--- TASK PROMPT ---
Where the string "coherence" occurs in the material below, report the whole line.

--- ITEMS ---
* Start *
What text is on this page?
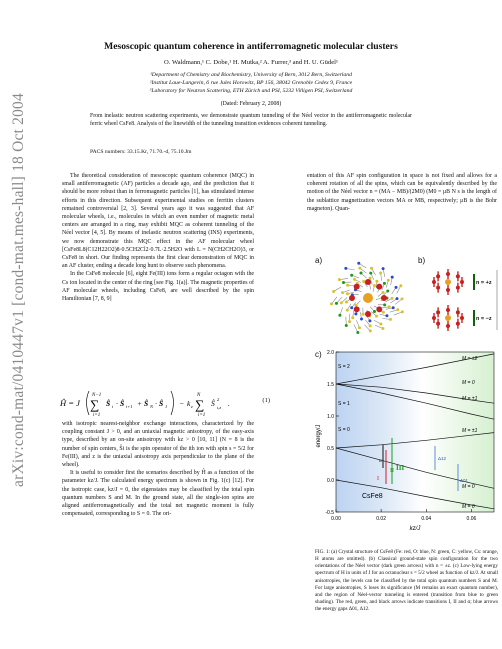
arXiv:cond-mat/0410447v1 [cond-mat.mes-hall] 18 Oct 2004
Mesoscopic quantum coherence in antiferromagnetic molecular clusters
O. Waldmann,¹ C. Dobe,¹ H. Mutka,² A. Furrer,³ and H. U. Güdel¹
¹Department of Chemistry and Biochemistry, University of Bern, 3012 Bern, Switzerland
²Institut Laue-Langevin, 6 rue Jules Horowitz, BP 156, 38042 Grenoble Cedex 9, France
³Laboratory for Neutron Scattering, ETH Zürich and PSI, 5232 Villigen PSI, Switzerland
(Dated: February 2, 2008)
From inelastic neutron scattering experiments, we demonstrate quantum tunneling of the Néel vector in the antiferromagnetic molecular ferric wheel CsFe8. Analysis of the linewidth of the tunneling transition evidences coherent tunneling.
PACS numbers: 33.15.Kr, 71.70.-d, 75.10.Jm

The theoretical consideration of mesoscopic quantum coherence (MQC) in small antiferromagnetic (AF) particles a decade ago, and the prediction that it should be more robust than in ferromagnetic particles [1], has stimulated intense efforts in this direction. Subsequent experimental studies on ferritin clusters remained controversial [2, 3]. Several years ago it was suggested that AF molecular wheels, i.e., molecules in which an even number of magnetic metal centers are arranged in a ring, may exhibit MQC as coherent tunneling of the Néel vector [4, 5]. By means of inelastic neutron scattering (INS) experiments, we now demonstrate this MQC effect in the AF molecular wheel [CsFe8L8(C12H22O2)8·0.5CH2Cl2·0.7L·2.5H2O with L = N(CH2CH2O)3, or CsFe8 in short. Our finding represents the first clear demonstration of MQC in an AF cluster, ending a decade long hunt to observe such phenomena.

In the CsFe8 molecule [6], eight Fe(III) ions form a regular octagon with the Cs ion located in the center of the ring [see Fig. 1(a)]. The magnetic properties of AF molecular wheels, including CsFe8, are well described by the spin Hamiltonian [7, 8, 9]

Ĥ = J
N−1
∑
i=1
Ŝ i · Ŝ i+1 + Ŝ N · Ŝ 1 − k z
N
∑
i=1
Ŝ 2
i,z .	(1)

with isotropic nearest-neighbor exchange interactions, characterized by the coupling constant J > 0, and an uniaxial magnetic anisotropy, of the easy-axis type, described by an on-site anisotropy with kz > 0 [10, 11] (N = 8 is the number of spin centers, Ŝi is the spin operator of the ith ion with spin s = 5/2 for Fe(III), and z is the uniaxial anisotropy axis perpendicular to the plane of the wheel).

It is useful to consider first the scenarios described by Ĥ as a function of the parameter kz/J. The calculated energy spectrum is shown in Fig. 1(c) [12]. For the isotropic case, kz/J = 0, the eigenstates may be classified by the total spin quantum numbers S and M. In the ground state, all the single-ion spins are aligned antiferromagnetically and the total net magnetic moment is fully compensated, corresponding to S = 0. The ori-

entation of this AF spin configuration in space is not fixed and allows for a coherent rotation of all the spins, which can be equivalently described by the motion of the Néel vector n = (MA − MB)/(2M0) (M0 = μB N s is the length of the sublattice magnetization vectors MA or MB, respectively; μB is the Bohr magneton). Quan-

a)	b)
n = +z
n = −z
c)
0.00	0.02	0.04	0.06
-0.5
0.0
0.5
1.0
1.5
2.0
energy/J
kz/J
S = 2
S = 1
S = 0
M = ±2
M = 0
M = ±1
M = ±1
M = 0
M = 0
CsFe8
III
II
I
α
Δ12
Δ01
FIG. 1: (a) Crystal structure of CsFe8 (Fe: red, O: blue, N: green, C: yellow, Cs: orange, H atoms are omitted). (b) Classical ground-state spin configuration for the two orientations of the Néel vector (dark green arrows) with n = ±z. (c) Low-lying energy spectrum of H in units of J for an octanuclear s = 5/2 wheel as function of kz/J. At small anisotropies, the levels can be classified by the total spin quantum numbers S and M. For large anisotropies, S loses its significance (M remains an exact quantum number), and the region of Néel-vector tunneling is entered (transition from blue to green shading). The red, green, and black arrows indicate transitions I, II and α; blue arrows the energy gaps Δ01, Δ12.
* End *
--- THE OUTPUT ---
Mesoscopic quantum coherence in antiferromagnetic molecular clusters
The theoretical consideration of mesoscopic quantum coherence (MQC) in small antiferromagnetic (AF) particles a decade ago, and the prediction that it should be more robust than in ferromagnetic particles [1], has stimulated intense efforts in this direction. Subsequent experimental studies on ferritin clusters remained controversial [2, 3]. Several years ago it was suggested that AF molecular wheels, i.e., molecules in which an even number of magnetic metal centers are arranged in a ring, may exhibit MQC as coherent tunneling of the Néel vector [4, 5]. By means of inelastic neutron scattering (INS) experiments, we now demonstrate this MQC effect in the AF molecular wheel [CsFe8L8(C12H22O2)8·0.5CH2Cl2·0.7L·2.5H2O with L = N(CH2CH2O)3, or CsFe8 in short. Our finding represents the first clear demonstration of MQC in an AF cluster, ending a decade long hunt to observe such phenomena.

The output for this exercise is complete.